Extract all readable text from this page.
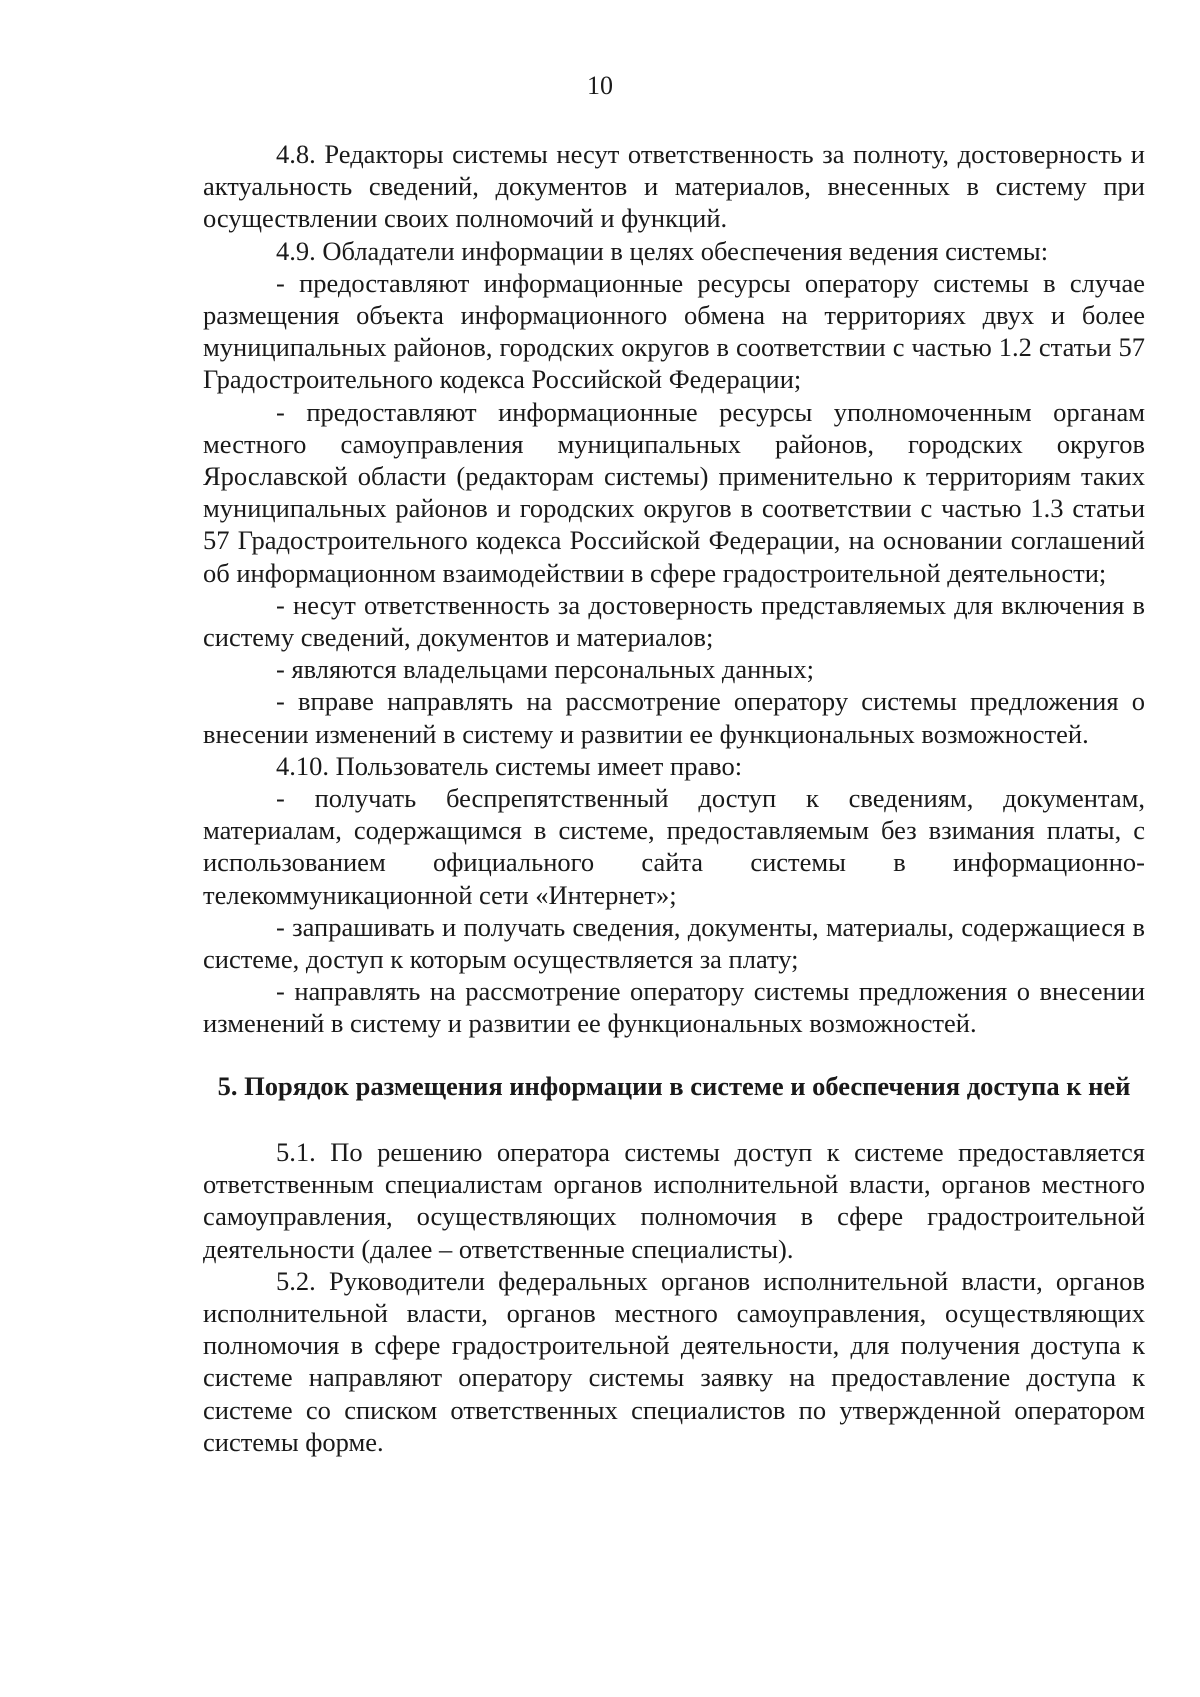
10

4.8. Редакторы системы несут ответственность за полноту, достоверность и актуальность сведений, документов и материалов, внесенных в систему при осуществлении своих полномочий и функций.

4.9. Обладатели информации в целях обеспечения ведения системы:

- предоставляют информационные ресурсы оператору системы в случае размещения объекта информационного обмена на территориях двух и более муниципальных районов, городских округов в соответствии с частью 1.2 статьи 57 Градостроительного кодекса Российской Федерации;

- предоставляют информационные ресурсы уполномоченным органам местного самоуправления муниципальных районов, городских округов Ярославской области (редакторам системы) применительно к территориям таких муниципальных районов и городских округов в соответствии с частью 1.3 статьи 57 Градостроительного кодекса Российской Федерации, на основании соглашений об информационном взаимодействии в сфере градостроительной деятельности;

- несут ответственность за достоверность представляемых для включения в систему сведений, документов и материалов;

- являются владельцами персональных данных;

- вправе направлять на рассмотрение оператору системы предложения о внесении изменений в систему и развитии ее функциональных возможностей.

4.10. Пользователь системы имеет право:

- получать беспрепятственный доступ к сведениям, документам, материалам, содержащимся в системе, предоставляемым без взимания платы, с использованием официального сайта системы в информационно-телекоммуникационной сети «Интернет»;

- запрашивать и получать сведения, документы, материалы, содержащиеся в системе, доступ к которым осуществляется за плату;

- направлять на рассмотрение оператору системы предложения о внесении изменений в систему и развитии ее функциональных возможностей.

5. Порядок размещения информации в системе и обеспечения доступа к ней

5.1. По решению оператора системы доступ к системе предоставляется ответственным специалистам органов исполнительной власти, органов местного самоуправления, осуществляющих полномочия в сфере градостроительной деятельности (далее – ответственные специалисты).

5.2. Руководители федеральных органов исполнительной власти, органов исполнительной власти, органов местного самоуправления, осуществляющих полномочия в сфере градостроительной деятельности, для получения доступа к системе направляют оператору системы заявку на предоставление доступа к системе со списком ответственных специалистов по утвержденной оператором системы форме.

::::::::

▶ **What the exercise asks**: Copy out all of the material exactly as written, without its pictures.

▶ **Solution**:
Extract all readable text from this page.
10

4.8. Редакторы системы несут ответственность за полноту, достоверность и актуальность сведений, документов и материалов, внесенных в систему при осуществлении своих полномочий и функций.

4.9. Обладатели информации в целях обеспечения ведения системы:

- предоставляют информационные ресурсы оператору системы в случае размещения объекта информационного обмена на территориях двух и более муниципальных районов, городских округов в соответствии с частью 1.2 статьи 57 Градостроительного кодекса Российской Федерации;

- предоставляют информационные ресурсы уполномоченным органам местного самоуправления муниципальных районов, городских округов Ярославской области (редакторам системы) применительно к территориям таких муниципальных районов и городских округов в соответствии с частью 1.3 статьи 57 Градостроительного кодекса Российской Федерации, на основании соглашений об информационном взаимодействии в сфере градостроительной деятельности;

- несут ответственность за достоверность представляемых для включения в систему сведений, документов и материалов;

- являются владельцами персональных данных;

- вправе направлять на рассмотрение оператору системы предложения о внесении изменений в систему и развитии ее функциональных возможностей.

4.10. Пользователь системы имеет право:

- получать беспрепятственный доступ к сведениям, документам, материалам, содержащимся в системе, предоставляемым без взимания платы, с использованием официального сайта системы в информационно-телекоммуникационной сети «Интернет»;

- запрашивать и получать сведения, документы, материалы, содержащиеся в системе, доступ к которым осуществляется за плату;

- направлять на рассмотрение оператору системы предложения о внесении изменений в систему и развитии ее функциональных возможностей.

5. Порядок размещения информации в системе и обеспечения доступа к ней

5.1. По решению оператора системы доступ к системе предоставляется ответственным специалистам органов исполнительной власти, органов местного самоуправления, осуществляющих полномочия в сфере градостроительной деятельности (далее – ответственные специалисты).

5.2. Руководители федеральных органов исполнительной власти, органов исполнительной власти, органов местного самоуправления, осуществляющих полномочия в сфере градостроительной деятельности, для получения доступа к системе направляют оператору системы заявку на предоставление доступа к системе со списком ответственных специалистов по утвержденной оператором системы форме.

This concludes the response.